** Challenge 1 **
Copy the records word for word, from their first line through the line containing "paste-icon[interactable]: [6, 50, 32, 82]", with both ends included.

** Source document **
┄┄┄┄┄┄┄┄┄┄

Here’s something to keep us up at night. The World Economic Forum predicts an eye-popping $224 trillion global retirement funding shortfall by 2050.
Closer to home, reports routinely surface of the country’s “retirement crisis,” with massive gaps in savings and investments and dire warnings of assets that simply will not last.
Relax—Andrew Biggs is here to help. He’s debunking the sensational headlines and bringing a bit of actuarial sanity to the DC debate. Something of a financial media scold, Biggs is calling out what he sees as increasingly hysterical claims.
It’s pitting him against some of the industry’s best and brightest, and even the leadership of the Social Security Administration, where he was once principal deputy commissioner.
Now a resident scholar at the American Enterprise Institute (AEI), Biggs studies Social Security reform, state and local government pensions, and public sector pay and benefits.
In other words, he’s doing the math, and the hyperbole doesn’t hold.
He’s also well-versed in defending his controversial view, and the expansiveness of his answers gives us a sense he does it often.
“One thing I hear is that 401ks were never designed as a retirement program, which might be one reason it works,” Biggs notes. “When people design a retirement system, whether it’s Social Security or a multi-employer defined benefit pension, they tend to get very cute and somehow think they get something for nothing. That often comes back and bites you.”
He sat with 401(k) Specialist for a blunt discussion of where we are with the current retirement savings system, what he thinks of 401ks, and what can be done better.
Q: Why are you so confident that there is no retirement crisis, at least as currently defined?

┄┄┄┄┄┄┄┄┄┄

** Extracted material **
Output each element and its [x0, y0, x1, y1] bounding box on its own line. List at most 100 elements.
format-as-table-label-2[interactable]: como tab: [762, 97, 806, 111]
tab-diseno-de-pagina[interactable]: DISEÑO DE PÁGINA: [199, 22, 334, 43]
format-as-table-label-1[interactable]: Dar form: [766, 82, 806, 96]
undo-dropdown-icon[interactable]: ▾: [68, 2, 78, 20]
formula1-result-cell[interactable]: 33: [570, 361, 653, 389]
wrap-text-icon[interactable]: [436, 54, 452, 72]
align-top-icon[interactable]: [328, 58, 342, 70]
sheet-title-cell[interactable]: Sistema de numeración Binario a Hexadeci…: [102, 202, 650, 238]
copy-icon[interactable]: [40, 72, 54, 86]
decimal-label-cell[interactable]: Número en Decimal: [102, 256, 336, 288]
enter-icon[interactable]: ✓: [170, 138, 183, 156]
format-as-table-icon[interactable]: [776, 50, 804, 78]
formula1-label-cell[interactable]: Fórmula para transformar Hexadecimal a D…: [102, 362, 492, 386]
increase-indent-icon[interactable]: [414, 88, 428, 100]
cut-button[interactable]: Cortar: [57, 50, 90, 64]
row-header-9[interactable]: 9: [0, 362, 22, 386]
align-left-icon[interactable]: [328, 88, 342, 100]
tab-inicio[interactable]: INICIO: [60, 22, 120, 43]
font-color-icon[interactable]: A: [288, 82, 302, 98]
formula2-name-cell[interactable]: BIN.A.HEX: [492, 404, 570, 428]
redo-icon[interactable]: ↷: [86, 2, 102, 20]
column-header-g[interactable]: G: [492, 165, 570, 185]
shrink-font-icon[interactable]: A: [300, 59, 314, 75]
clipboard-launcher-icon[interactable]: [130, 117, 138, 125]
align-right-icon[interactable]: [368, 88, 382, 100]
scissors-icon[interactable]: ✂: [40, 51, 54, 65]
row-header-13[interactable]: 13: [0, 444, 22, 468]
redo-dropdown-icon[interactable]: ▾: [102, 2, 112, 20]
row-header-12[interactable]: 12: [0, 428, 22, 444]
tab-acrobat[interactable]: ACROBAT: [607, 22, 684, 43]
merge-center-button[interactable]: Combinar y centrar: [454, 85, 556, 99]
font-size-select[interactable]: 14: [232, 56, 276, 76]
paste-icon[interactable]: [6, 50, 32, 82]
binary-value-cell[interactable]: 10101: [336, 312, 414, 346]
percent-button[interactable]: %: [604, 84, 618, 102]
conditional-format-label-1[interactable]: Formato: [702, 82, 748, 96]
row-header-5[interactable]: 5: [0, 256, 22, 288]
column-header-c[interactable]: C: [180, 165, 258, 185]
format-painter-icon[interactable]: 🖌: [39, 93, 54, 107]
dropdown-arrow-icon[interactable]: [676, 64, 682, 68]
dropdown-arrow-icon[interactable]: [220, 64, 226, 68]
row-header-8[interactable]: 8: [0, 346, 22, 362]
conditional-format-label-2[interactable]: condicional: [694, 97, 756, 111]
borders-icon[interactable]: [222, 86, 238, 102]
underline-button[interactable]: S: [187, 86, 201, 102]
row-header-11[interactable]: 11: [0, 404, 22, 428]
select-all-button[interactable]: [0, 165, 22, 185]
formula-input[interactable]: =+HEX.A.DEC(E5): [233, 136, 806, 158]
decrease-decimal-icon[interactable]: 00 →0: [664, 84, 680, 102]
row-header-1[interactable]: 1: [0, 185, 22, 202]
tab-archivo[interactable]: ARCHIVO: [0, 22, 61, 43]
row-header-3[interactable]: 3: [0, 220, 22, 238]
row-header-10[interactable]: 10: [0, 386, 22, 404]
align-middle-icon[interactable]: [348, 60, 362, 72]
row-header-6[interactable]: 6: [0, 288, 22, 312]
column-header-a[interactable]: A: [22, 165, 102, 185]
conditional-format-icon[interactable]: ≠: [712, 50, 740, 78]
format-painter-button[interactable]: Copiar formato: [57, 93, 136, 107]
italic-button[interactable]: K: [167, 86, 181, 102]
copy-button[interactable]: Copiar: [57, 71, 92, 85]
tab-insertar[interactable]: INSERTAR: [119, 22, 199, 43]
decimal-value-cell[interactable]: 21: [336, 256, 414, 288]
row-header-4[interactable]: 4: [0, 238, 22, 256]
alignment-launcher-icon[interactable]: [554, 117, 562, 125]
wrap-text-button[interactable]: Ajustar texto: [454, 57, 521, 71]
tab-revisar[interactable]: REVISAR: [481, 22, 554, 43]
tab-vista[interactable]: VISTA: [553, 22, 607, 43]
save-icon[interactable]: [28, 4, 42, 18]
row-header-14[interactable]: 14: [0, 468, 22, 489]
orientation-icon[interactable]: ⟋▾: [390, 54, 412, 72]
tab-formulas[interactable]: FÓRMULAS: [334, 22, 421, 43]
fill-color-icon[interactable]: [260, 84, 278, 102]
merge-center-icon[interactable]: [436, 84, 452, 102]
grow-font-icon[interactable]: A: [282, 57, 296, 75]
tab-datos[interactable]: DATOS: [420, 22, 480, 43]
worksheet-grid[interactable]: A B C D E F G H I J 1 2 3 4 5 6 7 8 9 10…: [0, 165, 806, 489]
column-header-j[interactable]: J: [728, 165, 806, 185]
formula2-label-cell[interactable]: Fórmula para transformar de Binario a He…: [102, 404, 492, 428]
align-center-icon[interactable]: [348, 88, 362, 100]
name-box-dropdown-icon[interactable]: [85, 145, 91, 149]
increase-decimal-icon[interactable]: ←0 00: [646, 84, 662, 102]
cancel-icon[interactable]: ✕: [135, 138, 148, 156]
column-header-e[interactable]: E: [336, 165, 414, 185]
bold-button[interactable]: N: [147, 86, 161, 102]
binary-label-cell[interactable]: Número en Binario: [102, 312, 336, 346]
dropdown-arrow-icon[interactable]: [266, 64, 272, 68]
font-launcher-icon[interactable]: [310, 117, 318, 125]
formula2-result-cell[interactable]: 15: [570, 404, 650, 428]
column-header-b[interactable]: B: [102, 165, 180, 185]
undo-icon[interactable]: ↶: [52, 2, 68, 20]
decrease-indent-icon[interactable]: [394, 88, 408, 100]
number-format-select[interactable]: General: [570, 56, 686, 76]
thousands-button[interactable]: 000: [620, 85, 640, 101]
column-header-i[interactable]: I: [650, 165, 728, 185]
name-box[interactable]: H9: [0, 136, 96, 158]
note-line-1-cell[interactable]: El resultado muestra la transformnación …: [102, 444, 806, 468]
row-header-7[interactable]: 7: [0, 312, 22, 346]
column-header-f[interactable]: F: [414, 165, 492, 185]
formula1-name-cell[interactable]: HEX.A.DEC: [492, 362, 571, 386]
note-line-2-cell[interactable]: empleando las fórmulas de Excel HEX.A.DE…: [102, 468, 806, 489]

┄┄┄┄┄┄┄┄┄┄

** Challenge 2 **
From the article on the retirement crisis, repeat word for word the part that opens with the words "Closer to home, reports" and closes with "principal deputy commissioner.".

** Task output 1 **
Output each element and its [x0, y0, x1, y1] bounding box on its own line. List at most 100 elements.
format-as-table-label-2[interactable]: como tab: [762, 97, 806, 111]
tab-diseno-de-pagina[interactable]: DISEÑO DE PÁGINA: [199, 22, 334, 43]
format-as-table-label-1[interactable]: Dar form: [766, 82, 806, 96]
undo-dropdown-icon[interactable]: ▾: [68, 2, 78, 20]
formula1-result-cell[interactable]: 33: [570, 361, 653, 389]
wrap-text-icon[interactable]: [436, 54, 452, 72]
align-top-icon[interactable]: [328, 58, 342, 70]
sheet-title-cell[interactable]: Sistema de numeración Binario a Hexadeci…: [102, 202, 650, 238]
copy-icon[interactable]: [40, 72, 54, 86]
decimal-label-cell[interactable]: Número en Decimal: [102, 256, 336, 288]
enter-icon[interactable]: ✓: [170, 138, 183, 156]
format-as-table-icon[interactable]: [776, 50, 804, 78]
formula1-label-cell[interactable]: Fórmula para transformar Hexadecimal a D…: [102, 362, 492, 386]
increase-indent-icon[interactable]: [414, 88, 428, 100]
cut-button[interactable]: Cortar: [57, 50, 90, 64]
row-header-9[interactable]: 9: [0, 362, 22, 386]
align-left-icon[interactable]: [328, 88, 342, 100]
tab-inicio[interactable]: INICIO: [60, 22, 120, 43]
font-color-icon[interactable]: A: [288, 82, 302, 98]
formula2-name-cell[interactable]: BIN.A.HEX: [492, 404, 570, 428]
redo-icon[interactable]: ↷: [86, 2, 102, 20]
column-header-g[interactable]: G: [492, 165, 570, 185]
shrink-font-icon[interactable]: A: [300, 59, 314, 75]
clipboard-launcher-icon[interactable]: [130, 117, 138, 125]
align-right-icon[interactable]: [368, 88, 382, 100]
scissors-icon[interactable]: ✂: [40, 51, 54, 65]
row-header-13[interactable]: 13: [0, 444, 22, 468]
redo-dropdown-icon[interactable]: ▾: [102, 2, 112, 20]
row-header-12[interactable]: 12: [0, 428, 22, 444]
tab-acrobat[interactable]: ACROBAT: [607, 22, 684, 43]
merge-center-button[interactable]: Combinar y centrar: [454, 85, 556, 99]
font-size-select[interactable]: 14: [232, 56, 276, 76]
paste-icon[interactable]: [6, 50, 32, 82]

** Task output 2 **
Closer to home, reports routinely surface of the country’s “retirement crisis,” with massive gaps in savings and investments and dire warnings of assets that simply will not last.
Relax—Andrew Biggs is here to help. He’s debunking the sensational headlines and bringing a bit of actuarial sanity to the DC debate. Something of a financial media scold, Biggs is calling out what he sees as increasingly hysterical claims.
It’s pitting him against some of the industry’s best and brightest, and even the leadership of the Social Security Administration, where he was once principal deputy commissioner.